--- Your objective ---
Repeat every record below exactly as written.

— START Records for this exercise —

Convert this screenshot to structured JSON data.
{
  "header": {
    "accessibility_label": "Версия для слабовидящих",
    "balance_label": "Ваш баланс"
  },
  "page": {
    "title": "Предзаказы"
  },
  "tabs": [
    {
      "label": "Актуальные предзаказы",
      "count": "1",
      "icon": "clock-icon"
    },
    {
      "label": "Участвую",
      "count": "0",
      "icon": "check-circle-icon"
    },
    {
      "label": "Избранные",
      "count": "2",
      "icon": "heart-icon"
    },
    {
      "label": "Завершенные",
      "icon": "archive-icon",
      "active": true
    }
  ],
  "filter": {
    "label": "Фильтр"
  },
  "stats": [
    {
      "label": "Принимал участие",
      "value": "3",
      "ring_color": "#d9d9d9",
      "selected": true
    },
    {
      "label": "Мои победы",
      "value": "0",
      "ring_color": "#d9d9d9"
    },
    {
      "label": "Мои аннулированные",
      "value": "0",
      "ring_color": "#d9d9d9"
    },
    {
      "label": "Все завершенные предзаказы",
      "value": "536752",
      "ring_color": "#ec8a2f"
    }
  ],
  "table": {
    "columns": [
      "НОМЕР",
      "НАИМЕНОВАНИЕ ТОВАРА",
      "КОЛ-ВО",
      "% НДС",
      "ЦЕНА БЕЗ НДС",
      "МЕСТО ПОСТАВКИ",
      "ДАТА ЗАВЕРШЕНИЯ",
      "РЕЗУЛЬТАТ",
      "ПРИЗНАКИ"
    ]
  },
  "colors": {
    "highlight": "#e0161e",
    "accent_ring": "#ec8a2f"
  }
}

— END Records for this exercise —

--- Exercise solution ---
Convert this screenshot to structured JSON data.
{
  "header": {
    "accessibility_label": "Версия для слабовидящих",
    "balance_label": "Ваш баланс"
  },
  "page": {
    "title": "Предзаказы"
  },
  "tabs": [
    {
      "label": "Актуальные предзаказы",
      "count": "1",
      "icon": "clock-icon"
    },
    {
      "label": "Участвую",
      "count": "0",
      "icon": "check-circle-icon"
    },
    {
      "label": "Избранные",
      "count": "2",
      "icon": "heart-icon"
    },
    {
      "label": "Завершенные",
      "icon": "archive-icon",
      "active": true
    }
  ],
  "filter": {
    "label": "Фильтр"
  },
  "stats": [
    {
      "label": "Принимал участие",
      "value": "3",
      "ring_color": "#d9d9d9",
      "selected": true
    },
    {
      "label": "Мои победы",
      "value": "0",
      "ring_color": "#d9d9d9"
    },
    {
      "label": "Мои аннулированные",
      "value": "0",
      "ring_color": "#d9d9d9"
    },
    {
      "label": "Все завершенные предзаказы",
      "value": "536752",
      "ring_color": "#ec8a2f"
    }
  ],
  "table": {
    "columns": [
      "НОМЕР",
      "НАИМЕНОВАНИЕ ТОВАРА",
      "КОЛ-ВО",
      "% НДС",
      "ЦЕНА БЕЗ НДС",
      "МЕСТО ПОСТАВКИ",
      "ДАТА ЗАВЕРШЕНИЯ",
      "РЕЗУЛЬТАТ",
      "ПРИЗНАКИ"
    ]
  },
  "colors": {
    "highlight": "#e0161e",
    "accent_ring": "#ec8a2f"
  }
}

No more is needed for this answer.